**Passage for review**
•••••
The goal of SO is to create a long-term repository of useful questions and answers. Research effort is to make sure the questioners are contributing to this as well as the answerers. A stereotype of SO is it's a bunch of answerers doing a bunch of free labor, but the great trick we've pulled on everyone is, the questioners are doing free labor as well. And we have upvotes and downvotes to put pressure on them to do so.
The point of research effort isn't to say "I deserve an answer", it's to say "this question deserves to be here." I think the heuristic by which to measure this is, "will this question's existence on SO make it easier for people to solve this problem faster?" So in many cases, googling for other answers is a big part of research effort. I'm about 9k currently and usually if I stumble with a new problem in a Java API or Node or something, and it's not apparent what to do, and I can't find it within five minutes of poking around or Googling, my next thought is, "Wait a minute, other people are going through these same stupid attempts, this should just be on SO somewhere." If I were less experienced those 5 minutes might take 30 (and I'm not claiming my judgment is perfect).
So my research effort very often consists of, "I tried the obvious APIs, looked for similar questions on SO and read the official doc and it didn't work." Sure, I could have fired up a debugger, stepped into library code, found a hidden feature, etc., and solved my own problem within an hour, but why would I do that when I have this lovely Q&A resource right here with people who have done this already? And heck, if no one can solve it, then when I do, I'll post my own answer and do both parts of the Q/A team.
•••••
**Assigned task A**
Copy the stretch of the passage on research effort from "So my research" through "the Q/A team.", keeping every word as it appears.
**Assigned task B**
Carry on the passage about research effort on SO from the point where it ends.

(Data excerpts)
•••••
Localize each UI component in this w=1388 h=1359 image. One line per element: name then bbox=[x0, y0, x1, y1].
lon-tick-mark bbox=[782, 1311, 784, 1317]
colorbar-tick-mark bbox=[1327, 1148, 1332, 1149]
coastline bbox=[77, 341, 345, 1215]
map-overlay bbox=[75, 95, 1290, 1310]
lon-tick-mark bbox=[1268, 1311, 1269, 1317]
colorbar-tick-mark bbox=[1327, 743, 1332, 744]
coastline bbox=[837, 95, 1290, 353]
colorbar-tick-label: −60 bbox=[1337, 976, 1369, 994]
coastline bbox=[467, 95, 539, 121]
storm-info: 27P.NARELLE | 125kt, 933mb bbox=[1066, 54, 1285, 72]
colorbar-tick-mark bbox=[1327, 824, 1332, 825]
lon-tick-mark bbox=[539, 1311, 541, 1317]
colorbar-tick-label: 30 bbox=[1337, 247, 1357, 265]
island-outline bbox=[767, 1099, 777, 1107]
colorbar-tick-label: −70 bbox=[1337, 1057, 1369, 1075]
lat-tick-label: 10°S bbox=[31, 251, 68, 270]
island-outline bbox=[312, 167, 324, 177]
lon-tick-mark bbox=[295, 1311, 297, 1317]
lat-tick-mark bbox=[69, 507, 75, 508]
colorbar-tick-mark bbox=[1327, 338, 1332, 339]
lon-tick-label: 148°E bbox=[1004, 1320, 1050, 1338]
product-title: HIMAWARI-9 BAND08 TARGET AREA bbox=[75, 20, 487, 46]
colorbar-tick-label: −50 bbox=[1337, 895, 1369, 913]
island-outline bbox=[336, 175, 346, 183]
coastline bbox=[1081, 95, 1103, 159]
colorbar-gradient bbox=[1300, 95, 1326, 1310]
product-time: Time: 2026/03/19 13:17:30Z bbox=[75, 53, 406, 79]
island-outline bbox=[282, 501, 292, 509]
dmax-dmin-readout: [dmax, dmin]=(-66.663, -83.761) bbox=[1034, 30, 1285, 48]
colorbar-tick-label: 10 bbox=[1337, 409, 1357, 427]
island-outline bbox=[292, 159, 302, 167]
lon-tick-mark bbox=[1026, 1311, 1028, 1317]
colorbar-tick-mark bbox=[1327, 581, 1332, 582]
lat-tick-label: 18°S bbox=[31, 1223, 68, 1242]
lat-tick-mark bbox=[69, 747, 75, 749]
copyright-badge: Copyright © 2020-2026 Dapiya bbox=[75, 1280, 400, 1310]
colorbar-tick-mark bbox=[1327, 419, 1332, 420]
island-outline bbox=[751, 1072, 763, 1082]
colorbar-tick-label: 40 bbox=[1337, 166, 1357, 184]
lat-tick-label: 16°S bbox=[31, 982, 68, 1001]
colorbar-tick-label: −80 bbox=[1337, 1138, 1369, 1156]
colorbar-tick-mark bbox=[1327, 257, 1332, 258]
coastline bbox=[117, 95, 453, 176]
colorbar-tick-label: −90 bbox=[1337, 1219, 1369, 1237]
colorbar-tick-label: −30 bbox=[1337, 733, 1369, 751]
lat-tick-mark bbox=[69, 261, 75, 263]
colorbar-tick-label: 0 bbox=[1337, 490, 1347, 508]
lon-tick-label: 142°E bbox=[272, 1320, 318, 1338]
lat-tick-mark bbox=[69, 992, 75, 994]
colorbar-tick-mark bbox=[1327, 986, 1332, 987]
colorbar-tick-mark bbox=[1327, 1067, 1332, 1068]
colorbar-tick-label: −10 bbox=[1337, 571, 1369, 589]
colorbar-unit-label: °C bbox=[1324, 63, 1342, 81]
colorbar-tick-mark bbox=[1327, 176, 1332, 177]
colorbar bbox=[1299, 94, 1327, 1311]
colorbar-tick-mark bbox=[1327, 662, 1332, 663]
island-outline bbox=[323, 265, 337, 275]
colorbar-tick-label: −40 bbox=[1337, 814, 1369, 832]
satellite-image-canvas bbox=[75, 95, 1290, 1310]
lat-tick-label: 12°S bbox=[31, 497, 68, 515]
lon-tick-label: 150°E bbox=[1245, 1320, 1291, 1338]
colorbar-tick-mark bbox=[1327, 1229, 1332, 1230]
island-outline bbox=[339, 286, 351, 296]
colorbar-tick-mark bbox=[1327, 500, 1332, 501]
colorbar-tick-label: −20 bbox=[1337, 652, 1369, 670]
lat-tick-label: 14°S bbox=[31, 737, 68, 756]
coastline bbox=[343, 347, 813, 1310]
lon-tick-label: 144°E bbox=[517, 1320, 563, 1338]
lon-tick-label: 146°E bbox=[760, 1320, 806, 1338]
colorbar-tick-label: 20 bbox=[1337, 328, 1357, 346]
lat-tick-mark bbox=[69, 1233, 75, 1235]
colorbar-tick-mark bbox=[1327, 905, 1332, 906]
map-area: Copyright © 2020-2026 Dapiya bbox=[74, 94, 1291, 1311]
•••••
**Exercise response A**
So my research effort very often consists of, "I tried the obvious APIs, looked for similar questions on SO and read the official doc and it didn't work." Sure, I could have fired up a debugger, stepped into library code, found a hidden feature, etc., and solved my own problem within an hour, but why would I do that when I have this lovely Q&A resource right here with people who have done this already? And heck, if no one can solve it, then when I do, I'll post my own answer and do both parts of the Q/A team.

**Exercise response B**
As an answerer, I like to know this work has been done already. Don't make my first step to find your question on SO already by a highly similar title - that's a downvote. Don't make me link you the Javadoc for a standard library method and quote it and plug it in - that's a downvote. The downvote doesn't say "you don't deserve an answer," it says "you didn't do your part of creating a useful Q/A pair."
Conversely, if you can't really understand a stack trace for a NullPointerException
in your Java code, then yet another "read my stack trace and tell me what it says" question isn't going to be useful, and we're going to tear you apart with comments saying, "Did you google NullPointerException
? Did you read your stack trace? Did you look at the line the problem is on?" Or, if the answer requires a very dense long explanation (e.g. explaining the difference between pointers and arrays), then there isn't really any reason to assume the SO answer is going to be more useful than resources (like textbooks) already out there. As I've claimed, for me, 5 minutes of research is enough for a good SO question to be more useful to the next programmer, but on occasion really I need to go spend some time self-learning a new language (and I've recently had downvoted Node questions for this) before expecting SO to be particularly useful.